Source data:

┄┄┄┄┄┄┄┄┄┄┄┄┄┄┄┄┄┄┄┄

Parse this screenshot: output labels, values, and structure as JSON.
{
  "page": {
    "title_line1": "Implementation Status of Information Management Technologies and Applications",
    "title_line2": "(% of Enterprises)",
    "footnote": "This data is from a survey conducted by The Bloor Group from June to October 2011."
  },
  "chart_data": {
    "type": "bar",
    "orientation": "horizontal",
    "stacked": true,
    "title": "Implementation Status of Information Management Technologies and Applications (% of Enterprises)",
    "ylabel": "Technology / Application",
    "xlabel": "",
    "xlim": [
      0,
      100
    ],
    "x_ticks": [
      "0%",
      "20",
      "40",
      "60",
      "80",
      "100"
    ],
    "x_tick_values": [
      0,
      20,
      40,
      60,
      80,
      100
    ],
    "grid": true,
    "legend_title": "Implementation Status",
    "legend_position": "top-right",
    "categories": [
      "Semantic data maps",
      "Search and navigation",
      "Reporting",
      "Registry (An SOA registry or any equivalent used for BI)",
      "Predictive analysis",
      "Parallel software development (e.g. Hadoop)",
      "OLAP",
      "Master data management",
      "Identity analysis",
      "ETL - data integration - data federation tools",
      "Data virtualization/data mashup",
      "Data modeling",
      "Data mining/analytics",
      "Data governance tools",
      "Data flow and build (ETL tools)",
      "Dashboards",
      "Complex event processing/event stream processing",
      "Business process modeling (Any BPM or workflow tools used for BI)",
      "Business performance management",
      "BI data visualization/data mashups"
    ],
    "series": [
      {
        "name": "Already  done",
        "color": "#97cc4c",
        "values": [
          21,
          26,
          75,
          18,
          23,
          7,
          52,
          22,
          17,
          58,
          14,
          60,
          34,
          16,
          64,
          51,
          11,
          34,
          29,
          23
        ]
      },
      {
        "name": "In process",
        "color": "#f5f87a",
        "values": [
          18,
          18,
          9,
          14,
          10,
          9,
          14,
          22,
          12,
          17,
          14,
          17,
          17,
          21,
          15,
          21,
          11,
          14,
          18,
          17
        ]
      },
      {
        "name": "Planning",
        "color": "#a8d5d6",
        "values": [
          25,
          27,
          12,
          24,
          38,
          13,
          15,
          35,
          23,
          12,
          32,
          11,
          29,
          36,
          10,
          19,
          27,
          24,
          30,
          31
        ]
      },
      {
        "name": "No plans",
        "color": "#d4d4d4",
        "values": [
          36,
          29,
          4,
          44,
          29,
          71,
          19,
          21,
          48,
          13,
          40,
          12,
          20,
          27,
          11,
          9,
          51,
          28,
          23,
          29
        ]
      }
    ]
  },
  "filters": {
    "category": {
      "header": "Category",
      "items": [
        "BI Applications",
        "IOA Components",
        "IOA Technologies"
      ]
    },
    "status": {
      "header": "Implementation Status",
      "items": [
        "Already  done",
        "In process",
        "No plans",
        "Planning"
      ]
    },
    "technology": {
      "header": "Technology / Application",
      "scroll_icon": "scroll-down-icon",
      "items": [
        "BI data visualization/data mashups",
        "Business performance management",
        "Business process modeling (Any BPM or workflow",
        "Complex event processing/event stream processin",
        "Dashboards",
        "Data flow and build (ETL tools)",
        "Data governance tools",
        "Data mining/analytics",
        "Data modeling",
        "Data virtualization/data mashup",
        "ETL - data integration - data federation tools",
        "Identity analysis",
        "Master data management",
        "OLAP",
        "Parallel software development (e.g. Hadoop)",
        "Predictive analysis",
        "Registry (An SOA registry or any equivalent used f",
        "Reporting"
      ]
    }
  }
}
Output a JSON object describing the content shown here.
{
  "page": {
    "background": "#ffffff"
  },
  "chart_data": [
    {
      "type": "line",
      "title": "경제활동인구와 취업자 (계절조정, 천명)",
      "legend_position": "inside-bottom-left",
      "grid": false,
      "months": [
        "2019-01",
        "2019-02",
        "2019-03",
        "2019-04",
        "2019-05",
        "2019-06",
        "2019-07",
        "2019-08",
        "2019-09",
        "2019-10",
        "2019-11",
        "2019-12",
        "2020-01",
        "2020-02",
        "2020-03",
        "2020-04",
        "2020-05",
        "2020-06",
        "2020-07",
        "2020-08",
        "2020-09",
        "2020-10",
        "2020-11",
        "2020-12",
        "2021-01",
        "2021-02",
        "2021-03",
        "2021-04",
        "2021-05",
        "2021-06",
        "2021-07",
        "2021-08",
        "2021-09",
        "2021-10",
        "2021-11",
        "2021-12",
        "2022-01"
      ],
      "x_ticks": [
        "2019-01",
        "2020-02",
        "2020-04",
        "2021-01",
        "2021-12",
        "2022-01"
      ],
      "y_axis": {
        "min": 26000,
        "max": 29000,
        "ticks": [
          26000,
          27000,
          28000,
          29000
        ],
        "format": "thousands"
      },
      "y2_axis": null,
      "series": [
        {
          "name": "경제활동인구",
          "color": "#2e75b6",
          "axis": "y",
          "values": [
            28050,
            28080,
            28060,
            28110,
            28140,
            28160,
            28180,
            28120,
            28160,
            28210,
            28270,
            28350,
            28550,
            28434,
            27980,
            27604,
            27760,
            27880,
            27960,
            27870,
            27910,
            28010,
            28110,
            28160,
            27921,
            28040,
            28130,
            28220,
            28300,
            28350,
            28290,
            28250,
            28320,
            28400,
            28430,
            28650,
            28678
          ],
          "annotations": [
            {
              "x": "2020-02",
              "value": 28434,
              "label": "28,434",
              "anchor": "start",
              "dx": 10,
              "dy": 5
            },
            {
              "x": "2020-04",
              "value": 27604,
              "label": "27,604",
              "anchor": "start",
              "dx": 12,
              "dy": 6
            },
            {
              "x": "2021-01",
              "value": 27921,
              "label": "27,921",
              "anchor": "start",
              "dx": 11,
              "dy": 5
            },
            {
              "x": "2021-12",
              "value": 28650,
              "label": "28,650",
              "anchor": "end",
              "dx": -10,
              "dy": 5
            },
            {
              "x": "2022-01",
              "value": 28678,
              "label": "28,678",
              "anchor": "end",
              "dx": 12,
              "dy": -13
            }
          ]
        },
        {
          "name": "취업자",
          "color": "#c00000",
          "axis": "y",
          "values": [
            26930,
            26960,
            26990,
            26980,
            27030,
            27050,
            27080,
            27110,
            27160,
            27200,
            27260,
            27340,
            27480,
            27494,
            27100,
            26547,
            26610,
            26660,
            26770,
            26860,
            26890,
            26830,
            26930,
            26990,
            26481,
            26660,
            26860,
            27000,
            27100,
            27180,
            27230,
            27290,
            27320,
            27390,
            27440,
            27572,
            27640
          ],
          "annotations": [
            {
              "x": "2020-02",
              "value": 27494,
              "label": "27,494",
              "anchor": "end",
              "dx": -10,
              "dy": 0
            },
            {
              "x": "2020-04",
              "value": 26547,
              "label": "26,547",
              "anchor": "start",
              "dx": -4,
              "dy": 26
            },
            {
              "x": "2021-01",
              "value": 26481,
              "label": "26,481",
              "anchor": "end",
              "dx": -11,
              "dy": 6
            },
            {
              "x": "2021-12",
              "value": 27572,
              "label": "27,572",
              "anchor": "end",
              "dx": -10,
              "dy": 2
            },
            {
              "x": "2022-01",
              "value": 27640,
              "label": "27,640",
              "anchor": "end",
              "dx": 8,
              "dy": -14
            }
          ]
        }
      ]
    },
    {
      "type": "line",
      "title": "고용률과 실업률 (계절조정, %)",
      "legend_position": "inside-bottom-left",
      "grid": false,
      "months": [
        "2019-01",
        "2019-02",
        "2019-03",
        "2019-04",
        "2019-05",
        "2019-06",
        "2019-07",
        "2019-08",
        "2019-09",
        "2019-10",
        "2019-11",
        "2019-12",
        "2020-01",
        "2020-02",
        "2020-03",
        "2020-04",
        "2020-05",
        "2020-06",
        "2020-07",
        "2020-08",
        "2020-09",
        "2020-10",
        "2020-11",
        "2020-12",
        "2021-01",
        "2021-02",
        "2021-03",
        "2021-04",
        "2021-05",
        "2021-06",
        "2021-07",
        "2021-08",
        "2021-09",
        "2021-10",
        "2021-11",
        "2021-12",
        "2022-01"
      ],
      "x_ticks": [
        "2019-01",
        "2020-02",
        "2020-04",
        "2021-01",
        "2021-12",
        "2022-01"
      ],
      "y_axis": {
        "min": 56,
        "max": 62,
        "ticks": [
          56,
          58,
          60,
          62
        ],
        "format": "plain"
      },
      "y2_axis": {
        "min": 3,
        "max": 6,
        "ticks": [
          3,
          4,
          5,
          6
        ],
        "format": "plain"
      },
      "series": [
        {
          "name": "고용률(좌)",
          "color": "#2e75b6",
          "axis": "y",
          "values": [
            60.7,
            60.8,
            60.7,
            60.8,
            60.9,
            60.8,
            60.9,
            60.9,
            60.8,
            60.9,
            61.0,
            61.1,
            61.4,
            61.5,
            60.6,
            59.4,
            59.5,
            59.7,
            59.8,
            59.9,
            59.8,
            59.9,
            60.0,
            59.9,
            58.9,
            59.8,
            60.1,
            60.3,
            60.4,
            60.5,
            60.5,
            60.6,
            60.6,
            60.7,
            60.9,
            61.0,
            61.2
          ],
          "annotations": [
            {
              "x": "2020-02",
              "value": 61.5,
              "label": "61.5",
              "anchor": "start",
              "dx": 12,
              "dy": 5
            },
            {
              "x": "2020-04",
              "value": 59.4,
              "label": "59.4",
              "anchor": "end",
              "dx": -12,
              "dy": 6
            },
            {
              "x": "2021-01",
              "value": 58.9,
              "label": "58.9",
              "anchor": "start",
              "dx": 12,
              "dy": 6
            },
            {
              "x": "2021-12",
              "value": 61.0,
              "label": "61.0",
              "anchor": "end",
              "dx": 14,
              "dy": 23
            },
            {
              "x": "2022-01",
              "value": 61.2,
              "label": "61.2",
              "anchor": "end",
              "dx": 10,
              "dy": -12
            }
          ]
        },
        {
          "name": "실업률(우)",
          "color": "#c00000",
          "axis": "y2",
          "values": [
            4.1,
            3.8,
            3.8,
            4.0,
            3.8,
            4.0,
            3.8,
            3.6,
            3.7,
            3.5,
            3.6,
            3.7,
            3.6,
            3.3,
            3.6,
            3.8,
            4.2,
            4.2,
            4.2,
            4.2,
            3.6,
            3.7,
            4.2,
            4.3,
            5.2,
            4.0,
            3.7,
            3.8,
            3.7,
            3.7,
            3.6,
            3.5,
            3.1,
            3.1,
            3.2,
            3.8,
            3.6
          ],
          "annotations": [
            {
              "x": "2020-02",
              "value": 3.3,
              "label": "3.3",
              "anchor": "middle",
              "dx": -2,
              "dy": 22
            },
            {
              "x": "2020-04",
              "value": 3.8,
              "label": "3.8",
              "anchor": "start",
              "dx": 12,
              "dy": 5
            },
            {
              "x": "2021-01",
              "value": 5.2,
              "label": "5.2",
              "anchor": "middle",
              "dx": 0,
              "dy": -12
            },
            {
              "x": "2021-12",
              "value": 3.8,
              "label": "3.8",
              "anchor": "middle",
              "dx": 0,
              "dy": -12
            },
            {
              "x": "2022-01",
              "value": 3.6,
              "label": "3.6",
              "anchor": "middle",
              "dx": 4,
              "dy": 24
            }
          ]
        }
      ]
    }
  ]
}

┄┄┄┄┄┄┄┄┄┄┄┄┄┄┄┄┄┄┄┄

__Task statement__:
Show all lines above holding "modeling".

__Output__:
      "Data modeling",
      "Business process modeling (Any BPM or workflow tools used for BI)",
        "Business process modeling (Any BPM or workflow",
        "Data modeling",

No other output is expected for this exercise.